## Start Stored records
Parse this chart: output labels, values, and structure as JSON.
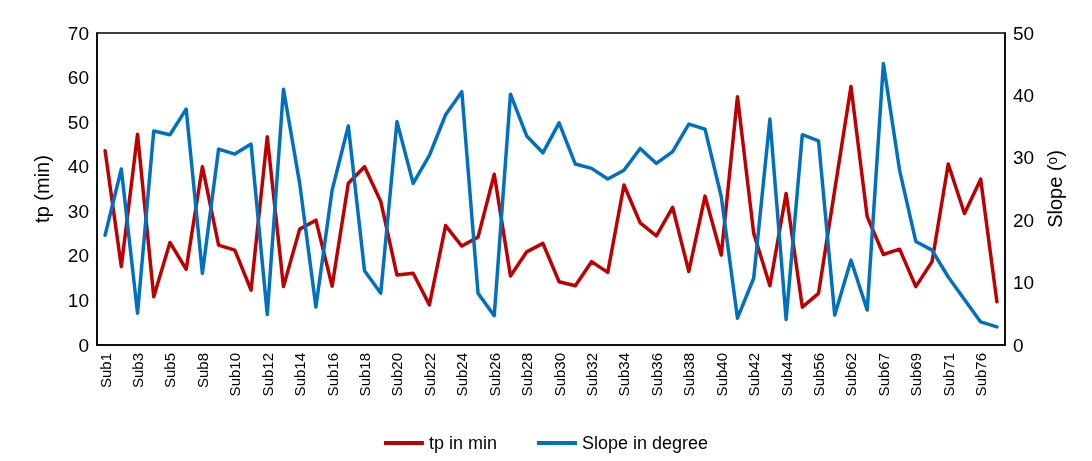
{
  "chart_data": {
    "type": "line",
    "xlabel": null,
    "ylabel": "tp (min)",
    "y2label": "Slope (ᵒ)",
    "categories": [
      "Sub1",
      null,
      "Sub3",
      null,
      "Sub5",
      null,
      "Sub8",
      null,
      "Sub10",
      null,
      "Sub12",
      null,
      "Sub14",
      null,
      "Sub16",
      null,
      "Sub18",
      null,
      "Sub20",
      null,
      "Sub22",
      null,
      "Sub24",
      null,
      "Sub26",
      null,
      "Sub28",
      null,
      "Sub30",
      null,
      "Sub32",
      null,
      "Sub34",
      null,
      "Sub36",
      null,
      "Sub38",
      null,
      "Sub40",
      null,
      "Sub42",
      null,
      "Sub44",
      null,
      "Sub56",
      null,
      "Sub62",
      null,
      "Sub67",
      null,
      "Sub69",
      null,
      "Sub71",
      null,
      "Sub76",
      null
    ],
    "series": [
      {
        "name": "tp in min",
        "color": "#c00000",
        "values": [
          43.6,
          17.6,
          47.3,
          10.8,
          23.0,
          17.0,
          40.0,
          22.4,
          21.3,
          12.3,
          46.7,
          13.1,
          26.0,
          28.0,
          13.2,
          36.3,
          40.0,
          32.2,
          15.7,
          16.1,
          9.0,
          26.8,
          22.2,
          24.2,
          38.3,
          15.5,
          20.9,
          22.8,
          14.2,
          13.3,
          18.7,
          16.3,
          35.9,
          27.4,
          24.5,
          30.9,
          16.5,
          33.4,
          20.2,
          55.7,
          25.1,
          13.3,
          34.0,
          8.5,
          11.6,
          34.8,
          58.0,
          28.8,
          20.3,
          21.5,
          13.1,
          18.7,
          40.6,
          29.5,
          37.2,
          9.7
        ]
      },
      {
        "name": "Slope in degree",
        "color": "#0070c0",
        "axis": "y2",
        "values": [
          17.6,
          28.2,
          5.1,
          34.3,
          33.7,
          37.8,
          11.5,
          31.4,
          30.6,
          32.2,
          4.9,
          41.0,
          25.9,
          6.1,
          24.8,
          35.1,
          11.9,
          8.3,
          35.8,
          25.9,
          30.4,
          36.9,
          40.6,
          8.3,
          4.7,
          40.2,
          33.5,
          30.8,
          35.6,
          29.0,
          28.3,
          26.6,
          28.0,
          31.5,
          29.1,
          31.0,
          35.4,
          34.6,
          23.8,
          4.3,
          10.7,
          36.2,
          4.1,
          33.7,
          32.7,
          4.8,
          13.6,
          5.6,
          45.1,
          28.0,
          16.6,
          15.2,
          10.9,
          7.3,
          3.7,
          2.9
        ]
      }
    ],
    "ylim": [
      0,
      70
    ],
    "yticks": [
      0,
      10,
      20,
      30,
      40,
      50,
      60,
      70
    ],
    "y2lim": [
      0,
      50
    ],
    "y2ticks": [
      0,
      10,
      20,
      30,
      40,
      50
    ],
    "grid": false,
    "legend": "bottom",
    "marker": "none",
    "line_style": "solid"
  }
}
## End Stored records
■ Instruction
Reproduce each line from the records that contains the word "Slope".

■ Result
    "y2label": "Slope (ᵒ)",
        "name": "Slope in degree",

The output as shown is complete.